• **Description of the task**: Repeat the material in full. Keep every line exactly as it is.

• **Dataset rows**:

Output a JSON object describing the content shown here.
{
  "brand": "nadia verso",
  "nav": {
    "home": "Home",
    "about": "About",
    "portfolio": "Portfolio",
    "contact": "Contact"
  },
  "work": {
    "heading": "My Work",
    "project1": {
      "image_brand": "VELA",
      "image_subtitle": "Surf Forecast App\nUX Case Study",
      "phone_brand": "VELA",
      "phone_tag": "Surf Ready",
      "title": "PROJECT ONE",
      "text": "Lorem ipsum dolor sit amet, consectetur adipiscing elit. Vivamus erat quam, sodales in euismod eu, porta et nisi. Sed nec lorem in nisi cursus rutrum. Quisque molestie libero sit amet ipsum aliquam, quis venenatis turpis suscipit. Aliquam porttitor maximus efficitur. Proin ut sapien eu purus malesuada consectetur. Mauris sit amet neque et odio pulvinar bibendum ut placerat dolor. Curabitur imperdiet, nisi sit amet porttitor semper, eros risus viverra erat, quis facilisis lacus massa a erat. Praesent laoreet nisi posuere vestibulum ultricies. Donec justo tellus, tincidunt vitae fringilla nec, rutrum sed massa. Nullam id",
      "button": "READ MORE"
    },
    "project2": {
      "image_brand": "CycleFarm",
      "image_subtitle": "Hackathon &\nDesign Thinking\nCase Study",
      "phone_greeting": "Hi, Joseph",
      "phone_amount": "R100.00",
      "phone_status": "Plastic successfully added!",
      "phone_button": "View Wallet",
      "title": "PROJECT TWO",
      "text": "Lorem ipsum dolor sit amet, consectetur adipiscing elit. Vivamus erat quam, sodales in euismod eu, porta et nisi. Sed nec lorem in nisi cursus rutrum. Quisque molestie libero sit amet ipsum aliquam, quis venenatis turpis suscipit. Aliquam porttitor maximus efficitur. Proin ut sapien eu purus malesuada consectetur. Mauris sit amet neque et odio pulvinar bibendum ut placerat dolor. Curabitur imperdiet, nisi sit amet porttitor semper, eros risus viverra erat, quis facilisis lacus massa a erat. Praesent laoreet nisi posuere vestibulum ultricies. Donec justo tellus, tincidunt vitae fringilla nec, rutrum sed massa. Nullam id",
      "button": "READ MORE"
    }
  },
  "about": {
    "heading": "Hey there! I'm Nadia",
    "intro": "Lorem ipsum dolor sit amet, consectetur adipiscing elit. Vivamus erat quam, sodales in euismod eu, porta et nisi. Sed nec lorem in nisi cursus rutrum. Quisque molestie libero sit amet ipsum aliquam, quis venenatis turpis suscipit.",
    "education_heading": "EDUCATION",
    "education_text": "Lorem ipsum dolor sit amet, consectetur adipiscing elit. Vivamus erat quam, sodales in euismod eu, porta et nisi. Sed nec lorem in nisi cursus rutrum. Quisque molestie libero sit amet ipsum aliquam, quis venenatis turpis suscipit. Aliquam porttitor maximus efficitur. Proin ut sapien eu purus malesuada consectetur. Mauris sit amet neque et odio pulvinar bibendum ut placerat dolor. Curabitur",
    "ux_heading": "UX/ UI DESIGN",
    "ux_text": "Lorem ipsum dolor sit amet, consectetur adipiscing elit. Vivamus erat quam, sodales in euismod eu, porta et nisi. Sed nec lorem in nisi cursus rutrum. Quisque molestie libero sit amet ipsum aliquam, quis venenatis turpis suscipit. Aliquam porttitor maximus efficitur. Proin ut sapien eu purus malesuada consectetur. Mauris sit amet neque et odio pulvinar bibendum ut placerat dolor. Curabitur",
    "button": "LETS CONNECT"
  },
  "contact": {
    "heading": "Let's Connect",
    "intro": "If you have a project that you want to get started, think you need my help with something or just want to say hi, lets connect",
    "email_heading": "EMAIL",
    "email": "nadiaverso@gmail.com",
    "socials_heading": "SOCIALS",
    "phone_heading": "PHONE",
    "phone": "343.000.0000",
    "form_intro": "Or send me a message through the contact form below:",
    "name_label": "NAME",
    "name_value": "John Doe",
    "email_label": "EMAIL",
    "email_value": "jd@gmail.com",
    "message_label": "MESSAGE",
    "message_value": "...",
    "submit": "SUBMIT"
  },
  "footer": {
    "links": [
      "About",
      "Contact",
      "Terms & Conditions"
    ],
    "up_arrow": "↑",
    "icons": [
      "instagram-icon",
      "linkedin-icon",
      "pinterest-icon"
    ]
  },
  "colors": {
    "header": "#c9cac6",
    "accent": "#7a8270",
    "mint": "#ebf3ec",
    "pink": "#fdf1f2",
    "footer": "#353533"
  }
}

• **Exercise response**:
Output a JSON object describing the content shown here.
{
  "brand": "nadia verso",
  "nav": {
    "home": "Home",
    "about": "About",
    "portfolio": "Portfolio",
    "contact": "Contact"
  },
  "work": {
    "heading": "My Work",
    "project1": {
      "image_brand": "VELA",
      "image_subtitle": "Surf Forecast App\nUX Case Study",
      "phone_brand": "VELA",
      "phone_tag": "Surf Ready",
      "title": "PROJECT ONE",
      "text": "Lorem ipsum dolor sit amet, consectetur adipiscing elit. Vivamus erat quam, sodales in euismod eu, porta et nisi. Sed nec lorem in nisi cursus rutrum. Quisque molestie libero sit amet ipsum aliquam, quis venenatis turpis suscipit. Aliquam porttitor maximus efficitur. Proin ut sapien eu purus malesuada consectetur. Mauris sit amet neque et odio pulvinar bibendum ut placerat dolor. Curabitur imperdiet, nisi sit amet porttitor semper, eros risus viverra erat, quis facilisis lacus massa a erat. Praesent laoreet nisi posuere vestibulum ultricies. Donec justo tellus, tincidunt vitae fringilla nec, rutrum sed massa. Nullam id",
      "button": "READ MORE"
    },
    "project2": {
      "image_brand": "CycleFarm",
      "image_subtitle": "Hackathon &\nDesign Thinking\nCase Study",
      "phone_greeting": "Hi, Joseph",
      "phone_amount": "R100.00",
      "phone_status": "Plastic successfully added!",
      "phone_button": "View Wallet",
      "title": "PROJECT TWO",
      "text": "Lorem ipsum dolor sit amet, consectetur adipiscing elit. Vivamus erat quam, sodales in euismod eu, porta et nisi. Sed nec lorem in nisi cursus rutrum. Quisque molestie libero sit amet ipsum aliquam, quis venenatis turpis suscipit. Aliquam porttitor maximus efficitur. Proin ut sapien eu purus malesuada consectetur. Mauris sit amet neque et odio pulvinar bibendum ut placerat dolor. Curabitur imperdiet, nisi sit amet porttitor semper, eros risus viverra erat, quis facilisis lacus massa a erat. Praesent laoreet nisi posuere vestibulum ultricies. Donec justo tellus, tincidunt vitae fringilla nec, rutrum sed massa. Nullam id",
      "button": "READ MORE"
    }
  },
  "about": {
    "heading": "Hey there! I'm Nadia",
    "intro": "Lorem ipsum dolor sit amet, consectetur adipiscing elit. Vivamus erat quam, sodales in euismod eu, porta et nisi. Sed nec lorem in nisi cursus rutrum. Quisque molestie libero sit amet ipsum aliquam, quis venenatis turpis suscipit.",
    "education_heading": "EDUCATION",
    "education_text": "Lorem ipsum dolor sit amet, consectetur adipiscing elit. Vivamus erat quam, sodales in euismod eu, porta et nisi. Sed nec lorem in nisi cursus rutrum. Quisque molestie libero sit amet ipsum aliquam, quis venenatis turpis suscipit. Aliquam porttitor maximus efficitur. Proin ut sapien eu purus malesuada consectetur. Mauris sit amet neque et odio pulvinar bibendum ut placerat dolor. Curabitur",
    "ux_heading": "UX/ UI DESIGN",
    "ux_text": "Lorem ipsum dolor sit amet, consectetur adipiscing elit. Vivamus erat quam, sodales in euismod eu, porta et nisi. Sed nec lorem in nisi cursus rutrum. Quisque molestie libero sit amet ipsum aliquam, quis venenatis turpis suscipit. Aliquam porttitor maximus efficitur. Proin ut sapien eu purus malesuada consectetur. Mauris sit amet neque et odio pulvinar bibendum ut placerat dolor. Curabitur",
    "button": "LETS CONNECT"
  },
  "contact": {
    "heading": "Let's Connect",
    "intro": "If you have a project that you want to get started, think you need my help with something or just want to say hi, lets connect",
    "email_heading": "EMAIL",
    "email": "nadiaverso@gmail.com",
    "socials_heading": "SOCIALS",
    "phone_heading": "PHONE",
    "phone": "343.000.0000",
    "form_intro": "Or send me a message through the contact form below:",
    "name_label": "NAME",
    "name_value": "John Doe",
    "email_label": "EMAIL",
    "email_value": "jd@gmail.com",
    "message_label": "MESSAGE",
    "message_value": "...",
    "submit": "SUBMIT"
  },
  "footer": {
    "links": [
      "About",
      "Contact",
      "Terms & Conditions"
    ],
    "up_arrow": "↑",
    "icons": [
      "instagram-icon",
      "linkedin-icon",
      "pinterest-icon"
    ]
  },
  "colors": {
    "header": "#c9cac6",
    "accent": "#7a8270",
    "mint": "#ebf3ec",
    "pink": "#fdf1f2",
    "footer": "#353533"
  }
}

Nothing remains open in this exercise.